WRITTEN PROBLEM »
Work through the listing below and count the lines that hold "headline". Answer with the number alone.

DATASET EXCERPTS »

Start

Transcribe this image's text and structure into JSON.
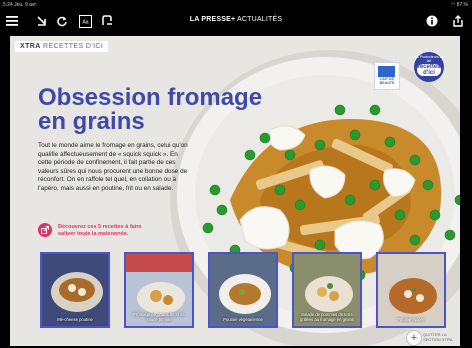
{
  "status_bar": {
    "left": "5:24  Jeu. 9 avr.",
    "right": "87 %"
  },
  "toolbar": {
    "menu_icon": "menu-icon",
    "title_brand": "LA PRESSE+",
    "title_section": " ACTUALITÉS"
  },
  "section_tag": {
    "prefix": "XTRA",
    "label": " RECETTES D'ICI"
  },
  "headline": "Obsession fromage en grains",
  "lede": "Tout le monde aime le fromage en grains, celui qu'on qualifie affectueusement de « squick squick ». En cette période de confinement, il fait partie de ces valeurs sûres qui nous procurent une bonne dose de réconfort. On en raffole tel quel, en collation ou à l'apéro, mais aussi en poutine, frit ou en salade.",
  "cta": "Découvrez ces 5 recettes à faire saliver toute la maisonnée.",
  "badges": {
    "lait_text": "LAIT DE BEAUTÉ",
    "recettes_small": "les Producteurs de lait",
    "recettes_main": "recettes d'ici"
  },
  "thumbnails": [
    {
      "caption": "Mé-cheese poutine"
    },
    {
      "caption": "Fromage en grains frit et sa sauce tomate"
    },
    {
      "caption": "Poutine végétarienne"
    },
    {
      "caption": "Salade de pommes de terre grillées au fromage en grains"
    },
    {
      "caption": "Poutine épicée"
    }
  ],
  "fab": {
    "label": "QUITTER LA SECTION XTRA"
  },
  "colors": {
    "headline": "#3f4aa6",
    "accent_pink": "#e0306b",
    "thumb_border": "#4b55c9"
  }
}
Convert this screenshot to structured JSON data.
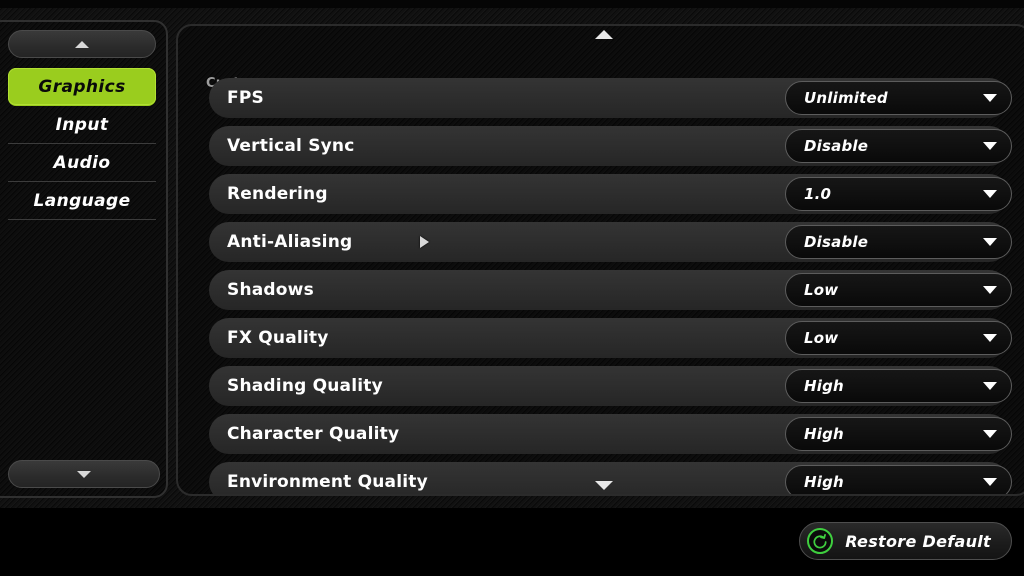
{
  "sidebar": {
    "scroll_up_icon": "chevron-up-icon",
    "scroll_down_icon": "chevron-down-icon",
    "items": [
      {
        "label": "Graphics",
        "active": true
      },
      {
        "label": "Input",
        "active": false
      },
      {
        "label": "Audio",
        "active": false
      },
      {
        "label": "Language",
        "active": false
      }
    ]
  },
  "panel": {
    "scroll_up_icon": "triangle-up-icon",
    "scroll_down_icon": "triangle-down-icon",
    "section_label": "Custom",
    "settings": [
      {
        "label": "FPS",
        "value": "Unlimited",
        "caret": "caret-down-icon"
      },
      {
        "label": "Vertical Sync",
        "value": "Disable",
        "caret": "caret-down-icon"
      },
      {
        "label": "Rendering",
        "value": "1.0",
        "caret": "caret-down-icon"
      },
      {
        "label": "Anti-Aliasing",
        "value": "Disable",
        "caret": "caret-down-icon"
      },
      {
        "label": "Shadows",
        "value": "Low",
        "caret": "caret-down-icon"
      },
      {
        "label": "FX Quality",
        "value": "Low",
        "caret": "caret-down-icon"
      },
      {
        "label": "Shading Quality",
        "value": "High",
        "caret": "caret-down-icon"
      },
      {
        "label": "Character Quality",
        "value": "High",
        "caret": "caret-down-icon"
      },
      {
        "label": "Environment Quality",
        "value": "High",
        "caret": "caret-down-icon"
      }
    ]
  },
  "footer": {
    "restore_label": "Restore Default",
    "restore_icon": "refresh-circle-icon"
  },
  "cursor": {
    "icon": "mouse-pointer-icon"
  },
  "colors": {
    "accent_green": "#9ACD1E",
    "icon_green": "#3FCF3F",
    "row_pill": "#2D2D2D",
    "panel_bg": "#0C0C0C",
    "background": "#000000",
    "text_primary": "#FFFFFF",
    "text_muted": "#9D9D9D"
  }
}
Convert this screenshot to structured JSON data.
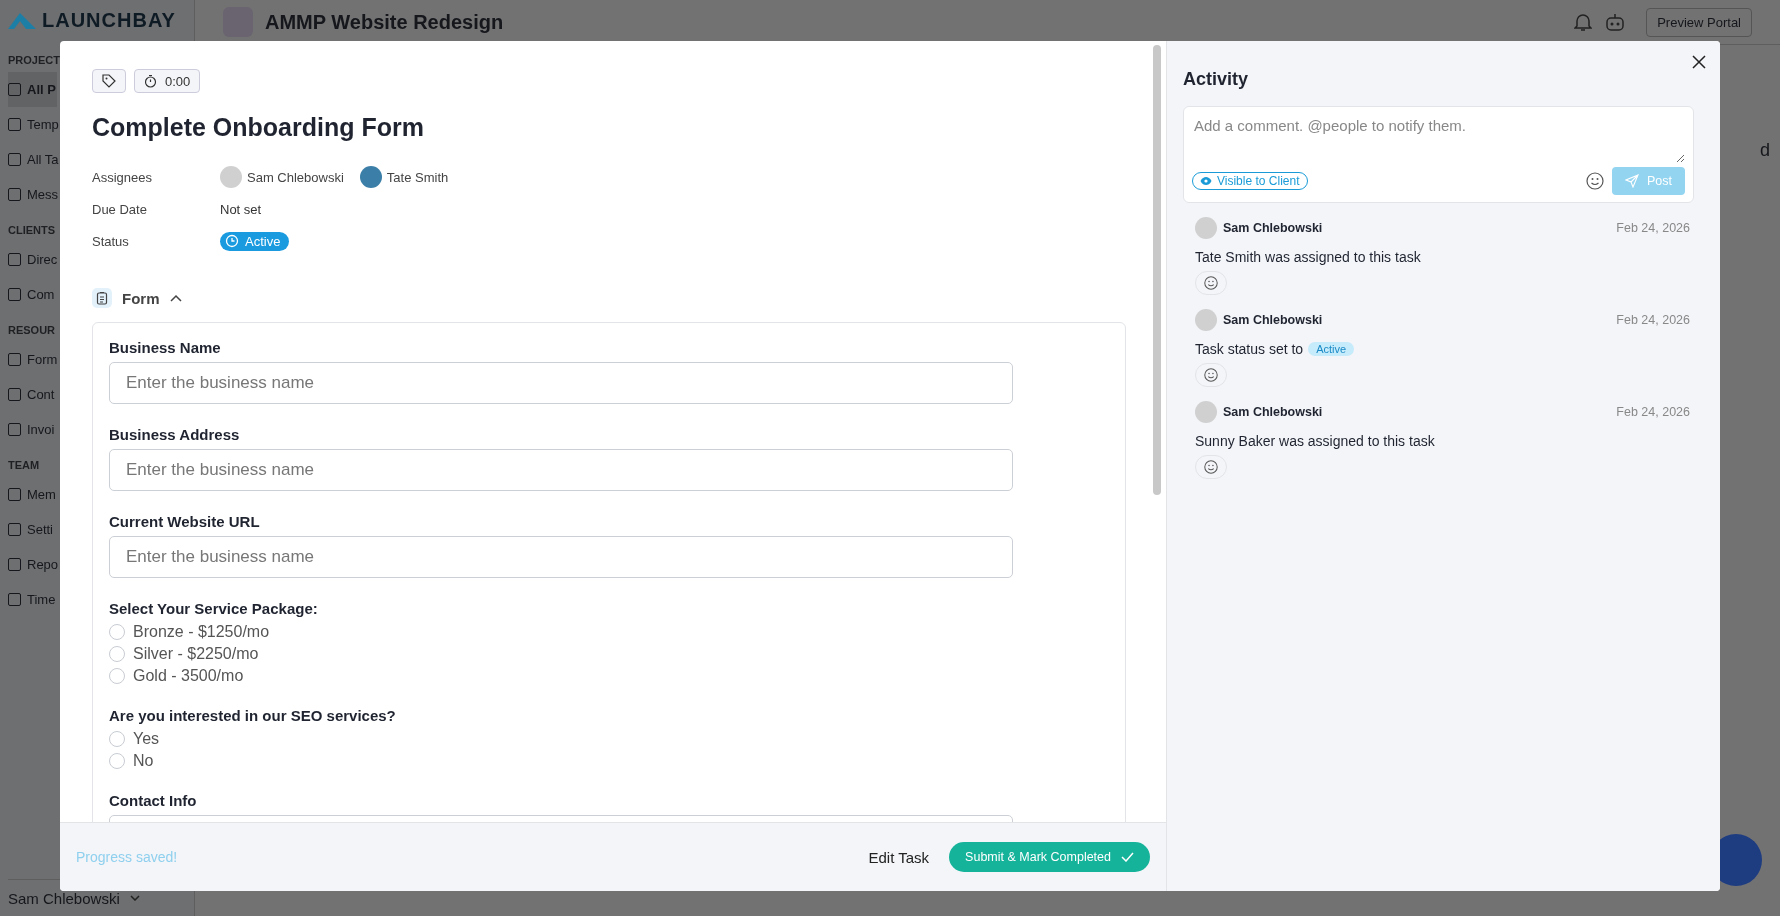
{
  "app": {
    "logo": "LAUNCHBAY",
    "project_title": "AMMP Website Redesign",
    "preview_button": "Preview Portal",
    "user": "Sam Chlebowski",
    "fragment": "d",
    "sidebar": [
      {
        "heading": "PROJECT",
        "items": [
          {
            "label": "All P",
            "selected": true
          },
          {
            "label": "Temp",
            "selected": false
          },
          {
            "label": "All Ta",
            "selected": false
          },
          {
            "label": "Mess",
            "selected": false
          }
        ]
      },
      {
        "heading": "CLIENTS",
        "items": [
          {
            "label": "Direc",
            "selected": false
          },
          {
            "label": "Com",
            "selected": false
          }
        ]
      },
      {
        "heading": "RESOUR",
        "items": [
          {
            "label": "Form",
            "selected": false
          },
          {
            "label": "Cont",
            "selected": false
          },
          {
            "label": "Invoi",
            "selected": false
          }
        ]
      },
      {
        "heading": "TEAM",
        "items": [
          {
            "label": "Mem",
            "selected": false
          },
          {
            "label": "Setti",
            "selected": false
          },
          {
            "label": "Repo",
            "selected": false
          },
          {
            "label": "Time",
            "selected": false
          }
        ]
      }
    ]
  },
  "task": {
    "timer": "0:00",
    "title": "Complete Onboarding Form",
    "properties": [
      {
        "kind": "people",
        "label": "Assignees",
        "people": [
          "Sam Chlebowski",
          "Tate Smith"
        ]
      },
      {
        "kind": "text",
        "label": "Due Date",
        "value": "Not set"
      },
      {
        "kind": "status",
        "label": "Status",
        "value": "Active"
      }
    ],
    "form_section": {
      "title": "Form",
      "expanded": true
    },
    "fields": [
      {
        "kind": "text",
        "label": "Business Name",
        "placeholder": "Enter the business name"
      },
      {
        "kind": "text",
        "label": "Business Address",
        "placeholder": "Enter the business name"
      },
      {
        "kind": "text",
        "label": "Current Website URL",
        "placeholder": "Enter the business name"
      },
      {
        "kind": "radio",
        "label": "Select Your Service Package:",
        "options": [
          {
            "label": "Bronze - $1250/mo",
            "selected": false
          },
          {
            "label": "Silver - $2250/mo",
            "selected": false
          },
          {
            "label": "Gold - 3500/mo",
            "selected": false
          }
        ]
      },
      {
        "kind": "radio",
        "label": "Are you interested in our SEO services?",
        "options": [
          {
            "label": "Yes",
            "selected": false
          },
          {
            "label": "No",
            "selected": false
          }
        ]
      },
      {
        "kind": "text",
        "label": "Contact Info"
      }
    ],
    "footer": {
      "status": "Progress saved!",
      "edit_button": "Edit Task",
      "submit_button": "Submit & Mark Completed"
    }
  },
  "activity": {
    "title": "Activity",
    "comment_placeholder": "Add a comment. @people to notify them.",
    "visibility": "Visible to Client",
    "post_button": "Post",
    "entries": [
      {
        "author": "Sam Chlebowski",
        "date": "Feb 24, 2026",
        "text": "Tate Smith was assigned to this task"
      },
      {
        "author": "Sam Chlebowski",
        "date": "Feb 24, 2026",
        "text": "Task status set to",
        "badge": "Active"
      },
      {
        "author": "Sam Chlebowski",
        "date": "Feb 24, 2026",
        "text": "Sunny Baker was assigned to this task"
      }
    ]
  }
}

End

REPLY TO THE TASK »
2